--- start of RECORDS TO PROCESS ---
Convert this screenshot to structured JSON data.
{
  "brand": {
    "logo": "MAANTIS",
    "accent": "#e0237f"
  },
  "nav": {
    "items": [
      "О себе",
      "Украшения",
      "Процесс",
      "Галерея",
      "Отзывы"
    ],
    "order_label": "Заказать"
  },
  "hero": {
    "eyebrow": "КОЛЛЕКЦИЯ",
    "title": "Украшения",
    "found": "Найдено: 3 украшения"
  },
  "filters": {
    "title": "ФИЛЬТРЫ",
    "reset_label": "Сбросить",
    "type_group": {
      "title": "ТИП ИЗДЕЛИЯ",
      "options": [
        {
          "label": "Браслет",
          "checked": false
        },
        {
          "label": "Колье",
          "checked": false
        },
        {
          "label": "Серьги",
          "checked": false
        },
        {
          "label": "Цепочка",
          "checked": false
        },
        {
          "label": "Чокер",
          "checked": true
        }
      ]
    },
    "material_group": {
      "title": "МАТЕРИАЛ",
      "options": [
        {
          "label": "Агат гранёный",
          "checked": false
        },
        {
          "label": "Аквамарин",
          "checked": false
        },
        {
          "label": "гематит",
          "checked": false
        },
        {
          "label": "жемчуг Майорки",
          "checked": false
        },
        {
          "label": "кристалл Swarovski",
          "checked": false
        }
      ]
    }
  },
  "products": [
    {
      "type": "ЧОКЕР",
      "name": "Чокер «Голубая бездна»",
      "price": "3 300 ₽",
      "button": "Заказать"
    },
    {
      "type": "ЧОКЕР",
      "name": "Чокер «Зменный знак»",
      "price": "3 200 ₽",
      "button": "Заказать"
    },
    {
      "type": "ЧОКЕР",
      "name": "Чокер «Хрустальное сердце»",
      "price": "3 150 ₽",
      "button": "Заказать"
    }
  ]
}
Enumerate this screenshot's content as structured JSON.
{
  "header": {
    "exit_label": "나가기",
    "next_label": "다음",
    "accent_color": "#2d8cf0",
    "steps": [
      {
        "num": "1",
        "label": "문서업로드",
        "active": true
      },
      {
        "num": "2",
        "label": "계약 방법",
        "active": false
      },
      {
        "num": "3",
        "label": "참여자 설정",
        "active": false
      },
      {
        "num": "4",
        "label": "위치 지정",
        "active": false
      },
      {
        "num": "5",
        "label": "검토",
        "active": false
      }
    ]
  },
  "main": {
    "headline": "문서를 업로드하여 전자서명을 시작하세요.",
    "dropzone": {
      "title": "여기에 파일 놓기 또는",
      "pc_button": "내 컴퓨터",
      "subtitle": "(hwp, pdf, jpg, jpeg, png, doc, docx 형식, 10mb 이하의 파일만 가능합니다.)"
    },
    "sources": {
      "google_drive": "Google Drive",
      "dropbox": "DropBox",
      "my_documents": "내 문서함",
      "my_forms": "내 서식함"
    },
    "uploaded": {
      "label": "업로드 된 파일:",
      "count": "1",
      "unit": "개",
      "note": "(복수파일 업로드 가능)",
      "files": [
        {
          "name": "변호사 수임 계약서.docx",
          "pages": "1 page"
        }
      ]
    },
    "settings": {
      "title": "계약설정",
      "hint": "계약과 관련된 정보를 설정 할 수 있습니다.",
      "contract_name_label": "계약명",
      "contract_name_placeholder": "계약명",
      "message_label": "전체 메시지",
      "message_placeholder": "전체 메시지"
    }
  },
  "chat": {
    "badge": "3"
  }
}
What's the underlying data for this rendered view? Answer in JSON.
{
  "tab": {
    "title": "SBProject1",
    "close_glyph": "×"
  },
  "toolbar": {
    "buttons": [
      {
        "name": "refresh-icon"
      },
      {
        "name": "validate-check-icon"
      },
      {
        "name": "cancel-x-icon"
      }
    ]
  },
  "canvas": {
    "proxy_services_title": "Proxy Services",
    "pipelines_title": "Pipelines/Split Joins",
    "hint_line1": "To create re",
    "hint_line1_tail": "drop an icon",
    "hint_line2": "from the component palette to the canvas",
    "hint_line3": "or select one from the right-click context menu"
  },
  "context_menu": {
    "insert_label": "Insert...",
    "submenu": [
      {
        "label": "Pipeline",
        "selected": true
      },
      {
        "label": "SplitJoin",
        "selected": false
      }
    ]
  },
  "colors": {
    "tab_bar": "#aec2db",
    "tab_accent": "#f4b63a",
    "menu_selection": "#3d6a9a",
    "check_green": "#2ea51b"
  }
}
--- end of RECORDS TO PROCESS ---
EXERCISE: Extract the full set of entries word for word.

TASK SOLUTION:
Convert this screenshot to structured JSON data.
{
  "brand": {
    "logo": "MAANTIS",
    "accent": "#e0237f"
  },
  "nav": {
    "items": [
      "О себе",
      "Украшения",
      "Процесс",
      "Галерея",
      "Отзывы"
    ],
    "order_label": "Заказать"
  },
  "hero": {
    "eyebrow": "КОЛЛЕКЦИЯ",
    "title": "Украшения",
    "found": "Найдено: 3 украшения"
  },
  "filters": {
    "title": "ФИЛЬТРЫ",
    "reset_label": "Сбросить",
    "type_group": {
      "title": "ТИП ИЗДЕЛИЯ",
      "options": [
        {
          "label": "Браслет",
          "checked": false
        },
        {
          "label": "Колье",
          "checked": false
        },
        {
          "label": "Серьги",
          "checked": false
        },
        {
          "label": "Цепочка",
          "checked": false
        },
        {
          "label": "Чокер",
          "checked": true
        }
      ]
    },
    "material_group": {
      "title": "МАТЕРИАЛ",
      "options": [
        {
          "label": "Агат гранёный",
          "checked": false
        },
        {
          "label": "Аквамарин",
          "checked": false
        },
        {
          "label": "гематит",
          "checked": false
        },
        {
          "label": "жемчуг Майорки",
          "checked": false
        },
        {
          "label": "кристалл Swarovski",
          "checked": false
        }
      ]
    }
  },
  "products": [
    {
      "type": "ЧОКЕР",
      "name": "Чокер «Голубая бездна»",
      "price": "3 300 ₽",
      "button": "Заказать"
    },
    {
      "type": "ЧОКЕР",
      "name": "Чокер «Зменный знак»",
      "price": "3 200 ₽",
      "button": "Заказать"
    },
    {
      "type": "ЧОКЕР",
      "name": "Чокер «Хрустальное сердце»",
      "price": "3 150 ₽",
      "button": "Заказать"
    }
  ]
}
Enumerate this screenshot's content as structured JSON.
{
  "header": {
    "exit_label": "나가기",
    "next_label": "다음",
    "accent_color": "#2d8cf0",
    "steps": [
      {
        "num": "1",
        "label": "문서업로드",
        "active": true
      },
      {
        "num": "2",
        "label": "계약 방법",
        "active": false
      },
      {
        "num": "3",
        "label": "참여자 설정",
        "active": false
      },
      {
        "num": "4",
        "label": "위치 지정",
        "active": false
      },
      {
        "num": "5",
        "label": "검토",
        "active": false
      }
    ]
  },
  "main": {
    "headline": "문서를 업로드하여 전자서명을 시작하세요.",
    "dropzone": {
      "title": "여기에 파일 놓기 또는",
      "pc_button": "내 컴퓨터",
      "subtitle": "(hwp, pdf, jpg, jpeg, png, doc, docx 형식, 10mb 이하의 파일만 가능합니다.)"
    },
    "sources": {
      "google_drive": "Google Drive",
      "dropbox": "DropBox",
      "my_documents": "내 문서함",
      "my_forms": "내 서식함"
    },
    "uploaded": {
      "label": "업로드 된 파일:",
      "count": "1",
      "unit": "개",
      "note": "(복수파일 업로드 가능)",
      "files": [
        {
          "name": "변호사 수임 계약서.docx",
          "pages": "1 page"
        }
      ]
    },
    "settings": {
      "title": "계약설정",
      "hint": "계약과 관련된 정보를 설정 할 수 있습니다.",
      "contract_name_label": "계약명",
      "contract_name_placeholder": "계약명",
      "message_label": "전체 메시지",
      "message_placeholder": "전체 메시지"
    }
  },
  "chat": {
    "badge": "3"
  }
}
What's the underlying data for this rendered view? Answer in JSON.
{
  "tab": {
    "title": "SBProject1",
    "close_glyph": "×"
  },
  "toolbar": {
    "buttons": [
      {
        "name": "refresh-icon"
      },
      {
        "name": "validate-check-icon"
      },
      {
        "name": "cancel-x-icon"
      }
    ]
  },
  "canvas": {
    "proxy_services_title": "Proxy Services",
    "pipelines_title": "Pipelines/Split Joins",
    "hint_line1": "To create re",
    "hint_line1_tail": "drop an icon",
    "hint_line2": "from the component palette to the canvas",
    "hint_line3": "or select one from the right-click context menu"
  },
  "context_menu": {
    "insert_label": "Insert...",
    "submenu": [
      {
        "label": "Pipeline",
        "selected": true
      },
      {
        "label": "SplitJoin",
        "selected": false
      }
    ]
  },
  "colors": {
    "tab_bar": "#aec2db",
    "tab_accent": "#f4b63a",
    "menu_selection": "#3d6a9a",
    "check_green": "#2ea51b"
  }
}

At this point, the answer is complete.